>> START
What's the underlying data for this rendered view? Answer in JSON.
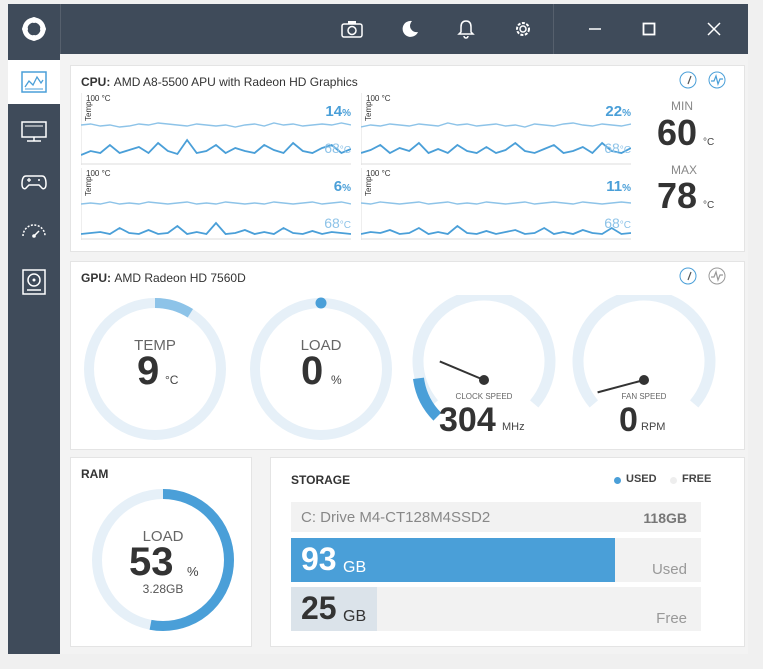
{
  "titlebar": {
    "camera_icon": "camera-icon",
    "moon_icon": "moon-icon",
    "bell_icon": "bell-icon",
    "gear_icon": "gear-icon",
    "min_icon": "minimize-icon",
    "max_icon": "maximize-icon",
    "close_icon": "close-icon"
  },
  "sidebar": {
    "items": [
      "dashboard-icon",
      "monitor-icon",
      "gamepad-icon",
      "gauge-icon",
      "hdd-icon"
    ]
  },
  "cpu": {
    "label": "CPU:",
    "name": "AMD A8-5500 APU with Radeon HD Graphics",
    "graphs": [
      {
        "top_label": "100 °C",
        "axis_label": "Temp",
        "load": "14",
        "temp": "68"
      },
      {
        "top_label": "100 °C",
        "axis_label": "Temp",
        "load": "22",
        "temp": "68"
      },
      {
        "top_label": "100 °C",
        "axis_label": "Temp",
        "load": "6",
        "temp": "68"
      },
      {
        "top_label": "100 °C",
        "axis_label": "Temp",
        "load": "11",
        "temp": "68"
      }
    ],
    "pct_unit": "%",
    "temp_unit": "°C",
    "min_label": "MIN",
    "min_value": "60",
    "max_label": "MAX",
    "max_value": "78",
    "mm_unit": "°C"
  },
  "gpu": {
    "label": "GPU:",
    "name": "AMD Radeon HD 7560D",
    "temp": {
      "label": "TEMP",
      "value": "9",
      "unit": "°C",
      "fraction": 0.09
    },
    "load": {
      "label": "LOAD",
      "value": "0",
      "unit": "%",
      "fraction": 0.0
    },
    "clock": {
      "label": "CLOCK SPEED",
      "value": "304",
      "unit": "MHz",
      "fraction": 0.14
    },
    "fan": {
      "label": "FAN SPEED",
      "value": "0",
      "unit": "RPM",
      "fraction": 0.0
    }
  },
  "ram": {
    "title": "RAM",
    "label": "LOAD",
    "value": "53",
    "unit": "%",
    "used": "3.28GB",
    "fraction": 0.53
  },
  "storage": {
    "title": "STORAGE",
    "legend_used": "USED",
    "legend_free": "FREE",
    "drive": "C: Drive M4-CT128M4SSD2",
    "total": "118GB",
    "used_value": "93",
    "used_unit": "GB",
    "used_label": "Used",
    "used_fraction": 0.79,
    "free_value": "25",
    "free_unit": "GB",
    "free_label": "Free",
    "free_fraction": 0.21
  },
  "colors": {
    "accent": "#4a9fd8",
    "light": "#8dc3e8",
    "track": "#e6f0f8",
    "titlebar": "#3f4b5a"
  }
}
>> END
Every line above should be repeated exactly; pictures stay out of the copy.

=== Task solution ===
What's the underlying data for this rendered view? Answer in JSON.
{
  "titlebar": {
    "camera_icon": "camera-icon",
    "moon_icon": "moon-icon",
    "bell_icon": "bell-icon",
    "gear_icon": "gear-icon",
    "min_icon": "minimize-icon",
    "max_icon": "maximize-icon",
    "close_icon": "close-icon"
  },
  "sidebar": {
    "items": [
      "dashboard-icon",
      "monitor-icon",
      "gamepad-icon",
      "gauge-icon",
      "hdd-icon"
    ]
  },
  "cpu": {
    "label": "CPU:",
    "name": "AMD A8-5500 APU with Radeon HD Graphics",
    "graphs": [
      {
        "top_label": "100 °C",
        "axis_label": "Temp",
        "load": "14",
        "temp": "68"
      },
      {
        "top_label": "100 °C",
        "axis_label": "Temp",
        "load": "22",
        "temp": "68"
      },
      {
        "top_label": "100 °C",
        "axis_label": "Temp",
        "load": "6",
        "temp": "68"
      },
      {
        "top_label": "100 °C",
        "axis_label": "Temp",
        "load": "11",
        "temp": "68"
      }
    ],
    "pct_unit": "%",
    "temp_unit": "°C",
    "min_label": "MIN",
    "min_value": "60",
    "max_label": "MAX",
    "max_value": "78",
    "mm_unit": "°C"
  },
  "gpu": {
    "label": "GPU:",
    "name": "AMD Radeon HD 7560D",
    "temp": {
      "label": "TEMP",
      "value": "9",
      "unit": "°C",
      "fraction": 0.09
    },
    "load": {
      "label": "LOAD",
      "value": "0",
      "unit": "%",
      "fraction": 0.0
    },
    "clock": {
      "label": "CLOCK SPEED",
      "value": "304",
      "unit": "MHz",
      "fraction": 0.14
    },
    "fan": {
      "label": "FAN SPEED",
      "value": "0",
      "unit": "RPM",
      "fraction": 0.0
    }
  },
  "ram": {
    "title": "RAM",
    "label": "LOAD",
    "value": "53",
    "unit": "%",
    "used": "3.28GB",
    "fraction": 0.53
  },
  "storage": {
    "title": "STORAGE",
    "legend_used": "USED",
    "legend_free": "FREE",
    "drive": "C: Drive M4-CT128M4SSD2",
    "total": "118GB",
    "used_value": "93",
    "used_unit": "GB",
    "used_label": "Used",
    "used_fraction": 0.79,
    "free_value": "25",
    "free_unit": "GB",
    "free_label": "Free",
    "free_fraction": 0.21
  },
  "colors": {
    "accent": "#4a9fd8",
    "light": "#8dc3e8",
    "track": "#e6f0f8",
    "titlebar": "#3f4b5a"
  }
}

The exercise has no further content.